Exercise prompt » The listing below should be copied in full, word for word.

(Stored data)

----

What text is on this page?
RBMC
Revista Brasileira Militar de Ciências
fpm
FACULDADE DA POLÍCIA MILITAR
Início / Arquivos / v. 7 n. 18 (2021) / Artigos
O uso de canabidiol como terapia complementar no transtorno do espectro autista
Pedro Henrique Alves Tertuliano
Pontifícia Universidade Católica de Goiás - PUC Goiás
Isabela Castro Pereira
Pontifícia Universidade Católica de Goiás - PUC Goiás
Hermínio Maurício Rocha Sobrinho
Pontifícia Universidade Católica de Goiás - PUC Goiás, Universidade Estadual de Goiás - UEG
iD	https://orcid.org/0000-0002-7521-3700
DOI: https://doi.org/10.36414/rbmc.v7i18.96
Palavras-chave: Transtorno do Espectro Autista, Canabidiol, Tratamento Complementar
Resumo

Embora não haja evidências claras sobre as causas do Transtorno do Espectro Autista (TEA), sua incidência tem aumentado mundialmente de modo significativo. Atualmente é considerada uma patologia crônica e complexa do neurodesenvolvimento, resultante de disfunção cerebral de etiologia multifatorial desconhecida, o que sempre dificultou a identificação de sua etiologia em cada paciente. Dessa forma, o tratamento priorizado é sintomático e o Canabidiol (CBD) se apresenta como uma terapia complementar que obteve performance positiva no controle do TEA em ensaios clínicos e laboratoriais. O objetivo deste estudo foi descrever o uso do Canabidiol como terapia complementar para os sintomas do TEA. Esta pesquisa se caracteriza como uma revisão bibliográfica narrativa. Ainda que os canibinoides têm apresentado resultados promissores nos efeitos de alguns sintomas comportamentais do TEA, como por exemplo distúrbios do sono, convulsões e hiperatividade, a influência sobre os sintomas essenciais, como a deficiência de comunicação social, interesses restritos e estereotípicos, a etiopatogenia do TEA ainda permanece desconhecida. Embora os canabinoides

----

Result below »
What text is on this page?
RBMC
Revista Brasileira Militar de Ciências
fpm
FACULDADE DA POLÍCIA MILITAR
Início / Arquivos / v. 7 n. 18 (2021) / Artigos
O uso de canabidiol como terapia complementar no transtorno do espectro autista
Pedro Henrique Alves Tertuliano
Pontifícia Universidade Católica de Goiás - PUC Goiás
Isabela Castro Pereira
Pontifícia Universidade Católica de Goiás - PUC Goiás
Hermínio Maurício Rocha Sobrinho
Pontifícia Universidade Católica de Goiás - PUC Goiás, Universidade Estadual de Goiás - UEG
iD	https://orcid.org/0000-0002-7521-3700
DOI: https://doi.org/10.36414/rbmc.v7i18.96
Palavras-chave: Transtorno do Espectro Autista, Canabidiol, Tratamento Complementar
Resumo

Embora não haja evidências claras sobre as causas do Transtorno do Espectro Autista (TEA), sua incidência tem aumentado mundialmente de modo significativo. Atualmente é considerada uma patologia crônica e complexa do neurodesenvolvimento, resultante de disfunção cerebral de etiologia multifatorial desconhecida, o que sempre dificultou a identificação de sua etiologia em cada paciente. Dessa forma, o tratamento priorizado é sintomático e o Canabidiol (CBD) se apresenta como uma terapia complementar que obteve performance positiva no controle do TEA em ensaios clínicos e laboratoriais. O objetivo deste estudo foi descrever o uso do Canabidiol como terapia complementar para os sintomas do TEA. Esta pesquisa se caracteriza como uma revisão bibliográfica narrativa. Ainda que os canibinoides têm apresentado resultados promissores nos efeitos de alguns sintomas comportamentais do TEA, como por exemplo distúrbios do sono, convulsões e hiperatividade, a influência sobre os sintomas essenciais, como a deficiência de comunicação social, interesses restritos e estereotípicos, a etiopatogenia do TEA ainda permanece desconhecida. Embora os canabinoides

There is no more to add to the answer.